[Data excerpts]
◇ ◇ ◇ ◇ ◇ ◇ ◇

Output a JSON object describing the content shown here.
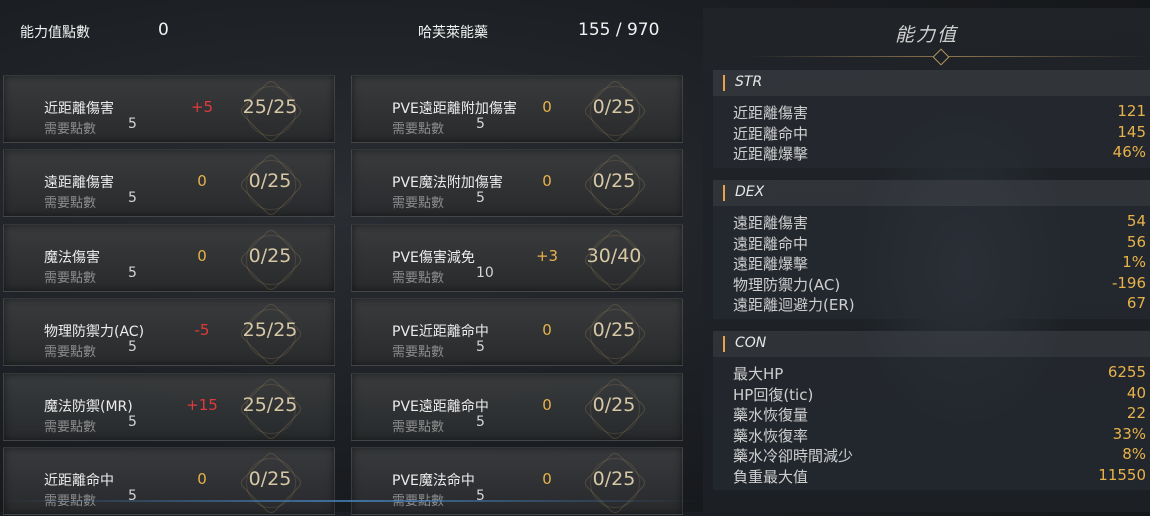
{
  "header": {
    "points_label": "能力值點數",
    "points_value": "0",
    "resource_label": "哈芙萊能藥",
    "resource_value": "155 / 970"
  },
  "skills_left": [
    {
      "name": "近距離傷害",
      "req_label": "需要點數",
      "req": "5",
      "bonus": "+5",
      "level": "25/25"
    },
    {
      "name": "遠距離傷害",
      "req_label": "需要點數",
      "req": "5",
      "bonus": "0",
      "level": "0/25"
    },
    {
      "name": "魔法傷害",
      "req_label": "需要點數",
      "req": "5",
      "bonus": "0",
      "level": "0/25"
    },
    {
      "name": "物理防禦力(AC)",
      "req_label": "需要點數",
      "req": "5",
      "bonus": "-5",
      "level": "25/25"
    },
    {
      "name": "魔法防禦(MR)",
      "req_label": "需要點數",
      "req": "5",
      "bonus": "+15",
      "level": "25/25"
    },
    {
      "name": "近距離命中",
      "req_label": "需要點數",
      "req": "5",
      "bonus": "0",
      "level": "0/25"
    }
  ],
  "skills_right": [
    {
      "name": "PVE遠距離附加傷害",
      "req_label": "需要點數",
      "req": "5",
      "bonus": "0",
      "level": "0/25"
    },
    {
      "name": "PVE魔法附加傷害",
      "req_label": "需要點數",
      "req": "5",
      "bonus": "0",
      "level": "0/25"
    },
    {
      "name": "PVE傷害減免",
      "req_label": "需要點數",
      "req": "10",
      "bonus": "+3",
      "level": "30/40"
    },
    {
      "name": "PVE近距離命中",
      "req_label": "需要點數",
      "req": "5",
      "bonus": "0",
      "level": "0/25"
    },
    {
      "name": "PVE遠距離命中",
      "req_label": "需要點數",
      "req": "5",
      "bonus": "0",
      "level": "0/25"
    },
    {
      "name": "PVE魔法命中",
      "req_label": "需要點數",
      "req": "5",
      "bonus": "0",
      "level": "0/25"
    }
  ],
  "stats_panel": {
    "title": "能力值",
    "sections": [
      {
        "title": "STR",
        "rows": [
          {
            "k": "近距離傷害",
            "v": "121"
          },
          {
            "k": "近距離命中",
            "v": "145"
          },
          {
            "k": "近距離爆擊",
            "v": "46%"
          }
        ]
      },
      {
        "title": "DEX",
        "rows": [
          {
            "k": "遠距離傷害",
            "v": "54"
          },
          {
            "k": "遠距離命中",
            "v": "56"
          },
          {
            "k": "遠距離爆擊",
            "v": "1%"
          },
          {
            "k": "物理防禦力(AC)",
            "v": "-196"
          },
          {
            "k": "遠距離迴避力(ER)",
            "v": "67"
          }
        ]
      },
      {
        "title": "CON",
        "rows": [
          {
            "k": "最大HP",
            "v": "6255"
          },
          {
            "k": "HP回復(tic)",
            "v": "40"
          },
          {
            "k": "藥水恢復量",
            "v": "22"
          },
          {
            "k": "藥水恢復率",
            "v": "33%"
          },
          {
            "k": "藥水冷卻時間減少",
            "v": "8%"
          },
          {
            "k": "負重最大值",
            "v": "11550"
          }
        ]
      }
    ]
  },
  "colors": {
    "bonus_positive": "#e23a3a",
    "bonus_zero": "#e8b24a",
    "stat_value": "#e8b24a",
    "section_bar": "#e8a24a"
  }
}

◇ ◇ ◇ ◇ ◇ ◇ ◇

**To be done**
Each entry shown above must be quoted exactly, with its pictures left out.

**Solution to this task**
Output a JSON object describing the content shown here.
{
  "header": {
    "points_label": "能力值點數",
    "points_value": "0",
    "resource_label": "哈芙萊能藥",
    "resource_value": "155 / 970"
  },
  "skills_left": [
    {
      "name": "近距離傷害",
      "req_label": "需要點數",
      "req": "5",
      "bonus": "+5",
      "level": "25/25"
    },
    {
      "name": "遠距離傷害",
      "req_label": "需要點數",
      "req": "5",
      "bonus": "0",
      "level": "0/25"
    },
    {
      "name": "魔法傷害",
      "req_label": "需要點數",
      "req": "5",
      "bonus": "0",
      "level": "0/25"
    },
    {
      "name": "物理防禦力(AC)",
      "req_label": "需要點數",
      "req": "5",
      "bonus": "-5",
      "level": "25/25"
    },
    {
      "name": "魔法防禦(MR)",
      "req_label": "需要點數",
      "req": "5",
      "bonus": "+15",
      "level": "25/25"
    },
    {
      "name": "近距離命中",
      "req_label": "需要點數",
      "req": "5",
      "bonus": "0",
      "level": "0/25"
    }
  ],
  "skills_right": [
    {
      "name": "PVE遠距離附加傷害",
      "req_label": "需要點數",
      "req": "5",
      "bonus": "0",
      "level": "0/25"
    },
    {
      "name": "PVE魔法附加傷害",
      "req_label": "需要點數",
      "req": "5",
      "bonus": "0",
      "level": "0/25"
    },
    {
      "name": "PVE傷害減免",
      "req_label": "需要點數",
      "req": "10",
      "bonus": "+3",
      "level": "30/40"
    },
    {
      "name": "PVE近距離命中",
      "req_label": "需要點數",
      "req": "5",
      "bonus": "0",
      "level": "0/25"
    },
    {
      "name": "PVE遠距離命中",
      "req_label": "需要點數",
      "req": "5",
      "bonus": "0",
      "level": "0/25"
    },
    {
      "name": "PVE魔法命中",
      "req_label": "需要點數",
      "req": "5",
      "bonus": "0",
      "level": "0/25"
    }
  ],
  "stats_panel": {
    "title": "能力值",
    "sections": [
      {
        "title": "STR",
        "rows": [
          {
            "k": "近距離傷害",
            "v": "121"
          },
          {
            "k": "近距離命中",
            "v": "145"
          },
          {
            "k": "近距離爆擊",
            "v": "46%"
          }
        ]
      },
      {
        "title": "DEX",
        "rows": [
          {
            "k": "遠距離傷害",
            "v": "54"
          },
          {
            "k": "遠距離命中",
            "v": "56"
          },
          {
            "k": "遠距離爆擊",
            "v": "1%"
          },
          {
            "k": "物理防禦力(AC)",
            "v": "-196"
          },
          {
            "k": "遠距離迴避力(ER)",
            "v": "67"
          }
        ]
      },
      {
        "title": "CON",
        "rows": [
          {
            "k": "最大HP",
            "v": "6255"
          },
          {
            "k": "HP回復(tic)",
            "v": "40"
          },
          {
            "k": "藥水恢復量",
            "v": "22"
          },
          {
            "k": "藥水恢復率",
            "v": "33%"
          },
          {
            "k": "藥水冷卻時間減少",
            "v": "8%"
          },
          {
            "k": "負重最大值",
            "v": "11550"
          }
        ]
      }
    ]
  },
  "colors": {
    "bonus_positive": "#e23a3a",
    "bonus_zero": "#e8b24a",
    "stat_value": "#e8b24a",
    "section_bar": "#e8a24a"
  }
}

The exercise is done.